#### Отрывок текста:
----

В каждом учебнике истории литературы имя гениального американского сказочника и песнопевца, имя одного из величайших поэтов, какие жили на земле, означается Эдгар Аллэн По. Нужно раз навсегда выкинуть лишнюю прибавку к имени Эдгара По. В царстве света и славы, в царстве звука и красок, в царстве воли и своеволия самодурству нет места. Среди имен, каждое из которых означает существо крылатое, в великом святилище мировых слав не может быть места для тех, кто не только не способен на полет, но и не видит полета летучих.
В 1834-м году, в марте Аллэн умер, как чужой для Эдгара По, унося с собой несправедливую неразрешенную ссору. И да не скажем о нем более ни слова.

----

Записи данных
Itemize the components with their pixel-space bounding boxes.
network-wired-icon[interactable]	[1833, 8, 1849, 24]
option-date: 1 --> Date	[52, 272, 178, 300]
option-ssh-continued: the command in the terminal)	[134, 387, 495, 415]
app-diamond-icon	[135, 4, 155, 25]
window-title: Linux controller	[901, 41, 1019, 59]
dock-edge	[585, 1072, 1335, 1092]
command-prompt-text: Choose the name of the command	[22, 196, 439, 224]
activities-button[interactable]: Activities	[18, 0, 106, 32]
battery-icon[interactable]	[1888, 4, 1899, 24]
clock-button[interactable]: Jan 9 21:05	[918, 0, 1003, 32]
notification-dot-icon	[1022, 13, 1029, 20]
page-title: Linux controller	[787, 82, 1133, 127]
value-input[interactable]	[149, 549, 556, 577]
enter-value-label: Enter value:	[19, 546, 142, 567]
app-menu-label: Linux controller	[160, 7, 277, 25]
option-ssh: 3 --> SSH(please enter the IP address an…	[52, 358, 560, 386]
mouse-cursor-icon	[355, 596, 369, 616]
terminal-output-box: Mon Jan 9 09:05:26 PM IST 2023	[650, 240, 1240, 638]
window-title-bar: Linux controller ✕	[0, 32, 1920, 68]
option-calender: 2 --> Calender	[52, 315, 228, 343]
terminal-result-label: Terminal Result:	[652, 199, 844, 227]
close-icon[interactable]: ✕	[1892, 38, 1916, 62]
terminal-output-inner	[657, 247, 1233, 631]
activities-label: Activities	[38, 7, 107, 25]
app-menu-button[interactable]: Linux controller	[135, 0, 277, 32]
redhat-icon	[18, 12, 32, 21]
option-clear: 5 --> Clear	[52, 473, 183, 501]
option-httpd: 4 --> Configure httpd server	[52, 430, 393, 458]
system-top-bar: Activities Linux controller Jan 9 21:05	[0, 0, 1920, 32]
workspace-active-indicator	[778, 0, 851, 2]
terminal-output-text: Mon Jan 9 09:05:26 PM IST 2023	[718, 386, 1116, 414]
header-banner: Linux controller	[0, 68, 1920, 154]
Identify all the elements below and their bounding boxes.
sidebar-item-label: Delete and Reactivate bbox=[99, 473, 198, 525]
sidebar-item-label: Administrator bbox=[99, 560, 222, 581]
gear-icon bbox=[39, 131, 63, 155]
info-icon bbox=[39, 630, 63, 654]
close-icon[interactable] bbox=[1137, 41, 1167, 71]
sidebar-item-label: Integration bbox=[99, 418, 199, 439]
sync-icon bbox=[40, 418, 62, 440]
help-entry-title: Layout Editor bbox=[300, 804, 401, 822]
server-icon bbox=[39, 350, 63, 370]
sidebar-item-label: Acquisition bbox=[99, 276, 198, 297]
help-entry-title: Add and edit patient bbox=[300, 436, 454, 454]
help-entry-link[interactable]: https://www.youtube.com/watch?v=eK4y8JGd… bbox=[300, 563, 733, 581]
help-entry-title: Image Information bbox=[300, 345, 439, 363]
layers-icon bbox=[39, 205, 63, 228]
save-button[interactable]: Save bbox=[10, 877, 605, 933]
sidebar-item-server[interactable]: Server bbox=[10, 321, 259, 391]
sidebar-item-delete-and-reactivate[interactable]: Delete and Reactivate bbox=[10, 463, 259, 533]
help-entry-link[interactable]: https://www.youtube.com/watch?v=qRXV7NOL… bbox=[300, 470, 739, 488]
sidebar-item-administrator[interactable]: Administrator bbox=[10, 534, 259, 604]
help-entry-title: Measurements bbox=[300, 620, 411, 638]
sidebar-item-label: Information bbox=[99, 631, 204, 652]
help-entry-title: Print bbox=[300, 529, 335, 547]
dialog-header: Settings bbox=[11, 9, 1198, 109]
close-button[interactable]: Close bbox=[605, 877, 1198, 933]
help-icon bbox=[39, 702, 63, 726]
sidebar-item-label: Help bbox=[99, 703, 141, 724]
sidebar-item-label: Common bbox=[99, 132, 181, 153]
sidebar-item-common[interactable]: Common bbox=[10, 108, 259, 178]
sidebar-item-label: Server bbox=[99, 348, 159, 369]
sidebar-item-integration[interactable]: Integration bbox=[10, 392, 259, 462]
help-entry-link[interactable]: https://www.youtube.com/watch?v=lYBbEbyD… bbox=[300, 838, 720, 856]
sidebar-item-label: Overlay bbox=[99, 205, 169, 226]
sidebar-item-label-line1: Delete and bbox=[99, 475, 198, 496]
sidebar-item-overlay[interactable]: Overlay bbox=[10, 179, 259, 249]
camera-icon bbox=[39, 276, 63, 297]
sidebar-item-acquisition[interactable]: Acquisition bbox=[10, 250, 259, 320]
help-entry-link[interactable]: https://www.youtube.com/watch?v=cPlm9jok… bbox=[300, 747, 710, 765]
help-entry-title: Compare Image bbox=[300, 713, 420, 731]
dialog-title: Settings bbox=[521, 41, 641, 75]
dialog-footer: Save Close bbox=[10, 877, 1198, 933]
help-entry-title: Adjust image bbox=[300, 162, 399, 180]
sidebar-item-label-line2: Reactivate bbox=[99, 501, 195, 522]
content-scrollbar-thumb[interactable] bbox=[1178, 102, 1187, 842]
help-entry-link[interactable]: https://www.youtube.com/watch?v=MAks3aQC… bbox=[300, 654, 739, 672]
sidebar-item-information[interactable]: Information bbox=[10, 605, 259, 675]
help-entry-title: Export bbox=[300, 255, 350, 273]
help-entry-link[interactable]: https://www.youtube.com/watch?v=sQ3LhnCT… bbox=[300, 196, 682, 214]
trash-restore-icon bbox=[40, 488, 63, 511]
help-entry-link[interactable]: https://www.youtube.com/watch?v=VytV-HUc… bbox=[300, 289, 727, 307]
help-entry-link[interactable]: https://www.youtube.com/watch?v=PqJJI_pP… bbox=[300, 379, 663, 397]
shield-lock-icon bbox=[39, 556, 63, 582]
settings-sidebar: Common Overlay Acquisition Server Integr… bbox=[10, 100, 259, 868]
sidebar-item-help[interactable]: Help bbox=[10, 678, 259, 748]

----

#### Задание:
Перепиши текст об Эдгаре По, начиная со слов «В каждом учебнике» и вплоть до слов «видит полета летучих.», и замени в нем «царстве» на «мире».

#### Результат:
В каждом учебнике истории литературы имя гениального американского сказочника и песнопевца, имя одного из величайших поэтов, какие жили на земле, означается Эдгар Аллэн По. Нужно раз навсегда выкинуть лишнюю прибавку к имени Эдгара По. В мире света и славы, в мире звука и красок, в мире воли и своеволия самодурству нет места. Среди имен, каждое из которых означает существо крылатое, в великом святилище мировых слав не может быть места для тех, кто не только не способен на полет, но и не видит полета летучих.